*Text block*.
++++
Posted by LeeAnn Gallucci on May 25, 2005 at 9:36 AM “Observe good faith and justice towards all Nations; cultivate peace and harmony with all. Religion and Morality enjoin this conduct; and can it be, that good policy does not equally enjoin it? It will be worthy of a free, enlightened, and, at no distant period, a great Nation, to give to mankind the magnanimous and too novel example of a people always guided by an exalted justice and benevolence. Who can doubt, that, in the course of time and things, the fruits of such a plan would richly repay any temporary advantages, which might be lost by a steady adherence to it ? Can it be, that Providence has not connected the permanent felicity of a Nation with its Virtue? The experiment, at least, is recommended by every sentiment which ennobles human nature. Alas! is it rendered impossible by its vices ? “---more from Washington’s Farewell
Posted by Laslo Toth on May 25, 2005 at 9:43 AM Natalie,
In a word, the GOP. It is a documented fact that thousands defected from the Southern Democrats in protest of the Civil Rights Act, and that they became Republicans. Not opinion here, fact.
That being said, it would be ridiculous to state that Republicans are by-and-large bigots. I think bigotry has little to do with party affiliation. And, that being said, I think that the political actions of the Bush Administration toward the poor, veterans, ill and elderly are as bigoted as one can get. His budget for ‘06 greatly harms the groups mentioned above, as if they don’t matter, aren’t as important as the corporations he lavishes favor on. The Bush Administration is clearly bigoted against the “have-nots”.
LeeAnn was on the money when she stated that there are few real Conservatives in Washington DC anymore. I think we saw 7 of them stand up to the President the other day. Let’s pray this is the beginning of GWB/Darth Cheney’s end.
Posted by Margaret on May 25, 2005 at 10:04 AM Laslo, I did not mean to imply that the founders of our country were divorced from religion. However, the references to a specific religion including Christianity, although they may exist, are very few and far between. There is no reference to Christianity in Washington’s address.
Compare Washington’s address with some of the anti-state-sponsored and organized religion in Jefferson’s writings.
I’m not quite sure what point your posting is supposed to make. Yes, some of the founders of the country believed in religious inclusion, particularly the idea that there is a higher power and morality from which we should not turn. But no where is it indicated that we should have a theocracy. There are just too many divergent points of view in religion, and Washington’s references to religion and a higher power are too generic to use them to promote Christianity as the rule of law.
Note that out of all the 10 commandments, only a very few have anything to do with our laws. Should we make it a crime to not believe in the Jewish god? Or to not honor your parents? Or should it be a crime to create art? Afer all the commandments dictate that no images of anything in heaven or earth should be formed. Hm. Maybe this is a matter of interpretation, in which case, that makes my case even better.
++++
Stored data entries:

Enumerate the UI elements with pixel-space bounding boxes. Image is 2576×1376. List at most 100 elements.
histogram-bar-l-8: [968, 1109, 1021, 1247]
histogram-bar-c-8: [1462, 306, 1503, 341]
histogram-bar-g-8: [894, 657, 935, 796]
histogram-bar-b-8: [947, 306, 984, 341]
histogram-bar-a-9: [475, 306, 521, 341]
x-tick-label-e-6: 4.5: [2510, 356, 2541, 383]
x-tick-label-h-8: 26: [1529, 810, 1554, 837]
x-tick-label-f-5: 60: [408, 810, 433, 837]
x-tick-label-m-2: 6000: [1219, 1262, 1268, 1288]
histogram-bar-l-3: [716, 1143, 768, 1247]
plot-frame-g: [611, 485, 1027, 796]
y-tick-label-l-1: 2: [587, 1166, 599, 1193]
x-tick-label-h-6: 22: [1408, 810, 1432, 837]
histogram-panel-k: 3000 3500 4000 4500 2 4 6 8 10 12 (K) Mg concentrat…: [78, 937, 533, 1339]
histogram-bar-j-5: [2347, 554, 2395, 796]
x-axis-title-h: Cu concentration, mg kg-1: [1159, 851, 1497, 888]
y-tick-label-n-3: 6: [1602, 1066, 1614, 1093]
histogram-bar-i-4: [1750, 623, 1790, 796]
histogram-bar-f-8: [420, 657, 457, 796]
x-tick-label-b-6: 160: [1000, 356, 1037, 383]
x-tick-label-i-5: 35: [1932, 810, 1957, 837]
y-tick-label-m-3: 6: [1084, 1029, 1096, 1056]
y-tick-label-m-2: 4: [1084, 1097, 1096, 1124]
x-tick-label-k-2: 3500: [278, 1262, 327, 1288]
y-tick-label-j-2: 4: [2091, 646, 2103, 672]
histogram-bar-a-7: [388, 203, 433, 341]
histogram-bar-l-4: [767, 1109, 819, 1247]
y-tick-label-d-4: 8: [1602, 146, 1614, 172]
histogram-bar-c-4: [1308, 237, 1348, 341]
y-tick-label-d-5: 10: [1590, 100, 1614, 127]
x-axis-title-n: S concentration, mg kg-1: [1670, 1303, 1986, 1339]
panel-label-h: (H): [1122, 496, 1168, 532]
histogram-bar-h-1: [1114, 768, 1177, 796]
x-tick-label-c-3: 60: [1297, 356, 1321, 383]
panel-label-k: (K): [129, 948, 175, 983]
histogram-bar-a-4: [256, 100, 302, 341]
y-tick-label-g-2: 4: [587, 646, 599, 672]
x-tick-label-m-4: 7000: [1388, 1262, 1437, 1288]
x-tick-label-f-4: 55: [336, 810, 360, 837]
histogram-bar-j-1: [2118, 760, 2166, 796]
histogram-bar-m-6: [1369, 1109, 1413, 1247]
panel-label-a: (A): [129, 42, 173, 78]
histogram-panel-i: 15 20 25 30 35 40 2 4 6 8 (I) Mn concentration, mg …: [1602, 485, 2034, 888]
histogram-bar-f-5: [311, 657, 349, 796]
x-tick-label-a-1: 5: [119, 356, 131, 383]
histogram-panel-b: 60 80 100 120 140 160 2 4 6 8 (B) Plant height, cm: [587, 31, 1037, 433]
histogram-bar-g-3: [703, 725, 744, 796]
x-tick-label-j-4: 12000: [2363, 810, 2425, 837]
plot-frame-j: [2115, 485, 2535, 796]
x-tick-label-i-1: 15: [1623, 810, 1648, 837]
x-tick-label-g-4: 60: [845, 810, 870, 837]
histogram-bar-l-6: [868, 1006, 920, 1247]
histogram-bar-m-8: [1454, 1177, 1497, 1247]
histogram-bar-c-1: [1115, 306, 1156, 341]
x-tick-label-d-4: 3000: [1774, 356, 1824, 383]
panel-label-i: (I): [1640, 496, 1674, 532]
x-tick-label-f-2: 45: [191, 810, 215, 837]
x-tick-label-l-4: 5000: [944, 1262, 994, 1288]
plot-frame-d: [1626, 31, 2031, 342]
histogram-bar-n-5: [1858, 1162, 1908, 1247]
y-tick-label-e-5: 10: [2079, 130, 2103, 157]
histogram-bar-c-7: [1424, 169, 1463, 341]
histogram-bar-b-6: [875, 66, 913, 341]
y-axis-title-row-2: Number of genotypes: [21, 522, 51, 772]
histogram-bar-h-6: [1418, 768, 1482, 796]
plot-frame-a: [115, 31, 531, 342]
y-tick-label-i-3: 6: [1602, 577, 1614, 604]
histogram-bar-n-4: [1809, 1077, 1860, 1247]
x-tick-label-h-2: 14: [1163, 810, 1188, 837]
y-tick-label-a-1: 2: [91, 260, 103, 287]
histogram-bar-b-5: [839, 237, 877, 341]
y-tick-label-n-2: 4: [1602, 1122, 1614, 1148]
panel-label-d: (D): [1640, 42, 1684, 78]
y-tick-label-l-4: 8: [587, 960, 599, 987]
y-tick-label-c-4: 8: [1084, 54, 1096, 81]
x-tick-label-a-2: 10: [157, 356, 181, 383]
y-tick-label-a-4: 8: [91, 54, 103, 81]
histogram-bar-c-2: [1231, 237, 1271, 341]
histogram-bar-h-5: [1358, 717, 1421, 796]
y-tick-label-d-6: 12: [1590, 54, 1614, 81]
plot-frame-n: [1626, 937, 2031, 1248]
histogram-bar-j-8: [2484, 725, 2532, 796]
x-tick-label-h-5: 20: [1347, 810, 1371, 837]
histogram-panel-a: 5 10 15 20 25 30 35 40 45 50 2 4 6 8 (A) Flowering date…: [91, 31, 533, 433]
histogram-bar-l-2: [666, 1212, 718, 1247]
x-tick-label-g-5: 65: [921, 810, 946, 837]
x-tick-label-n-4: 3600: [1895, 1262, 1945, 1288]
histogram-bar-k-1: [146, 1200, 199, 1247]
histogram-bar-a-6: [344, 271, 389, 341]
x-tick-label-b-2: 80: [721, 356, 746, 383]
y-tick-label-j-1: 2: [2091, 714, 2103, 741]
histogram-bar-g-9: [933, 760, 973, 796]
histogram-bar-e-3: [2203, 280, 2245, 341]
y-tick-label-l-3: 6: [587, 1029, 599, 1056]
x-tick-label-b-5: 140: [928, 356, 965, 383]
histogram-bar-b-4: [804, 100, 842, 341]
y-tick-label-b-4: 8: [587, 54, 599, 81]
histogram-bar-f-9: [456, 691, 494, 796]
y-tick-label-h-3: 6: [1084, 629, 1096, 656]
++++
*Brief*. Please extend the forum thread about religion and the nation's founders, picking up right after its final sentence.

*Exercise response*.
Perhaps I am taking your post the wrong way, and you are not attempting to use Washington’s words as a way of justifying the joining of church and state. We are on our way down the proverbial “slippery slope” and will crash if we are not careful.
Posted by LeeAnn Gallucci on May 25, 2005 at 10:38 AM To Mary concerning her comment that she has yet to see rioting and death because someone flushed a Bible down the toilet:
Christianity has caused a multitude of deaths for centuries. The crusades destroyed much of the middle east civilization.
In addition, perhaps you don’t remember the giant bruhaha over the artwork entitled “Piss Christ” a few years ago or the outrage among our Christian politicians that almost ended the funding of art in this country. Imagine if something of the nature of the flushing of the Koran had occurred at the hands of Muslims concerning the Bible.
The Koran incident is surely not what caused the riots, but the uncalculable damage done by US policy in the middle east and our unjustified invasion of Iraq.
Posted by LeeAnn Gallucci on May 25, 2005 at 10:52 AM LeeAnn,
No, the Crusades did *not* ‘destroy much of Middle East civilization’. The key locations of Muslim civilization at that time were Spain and Iraq/Iran. While communications were disrupted by the conquest of the Levant, that is about it. And it glosses over the fact that the Crusades were an attempt to *re* capture a fraction of the territory conquered by Islamic armies. The Dark Ages in Europe were not brought about by the collapse of the Roman Empire alone, but equally by the loss of the resource- and knowledge- rich Christian territories of Spain, North Africa, and the Near East by Muslims.
Posted by Rick Stump on May 25, 2005 at 11:01 AM LeeAnn - your examples are well noted. Christianity (or more accurately, a perversion of Christianity) in the middle ages did encourage killing. It kind of reminds me of how **mainstream** Islam is today. . .(who knows, perhaps in a few centuries we will be the barbarians and they will be the civilized?)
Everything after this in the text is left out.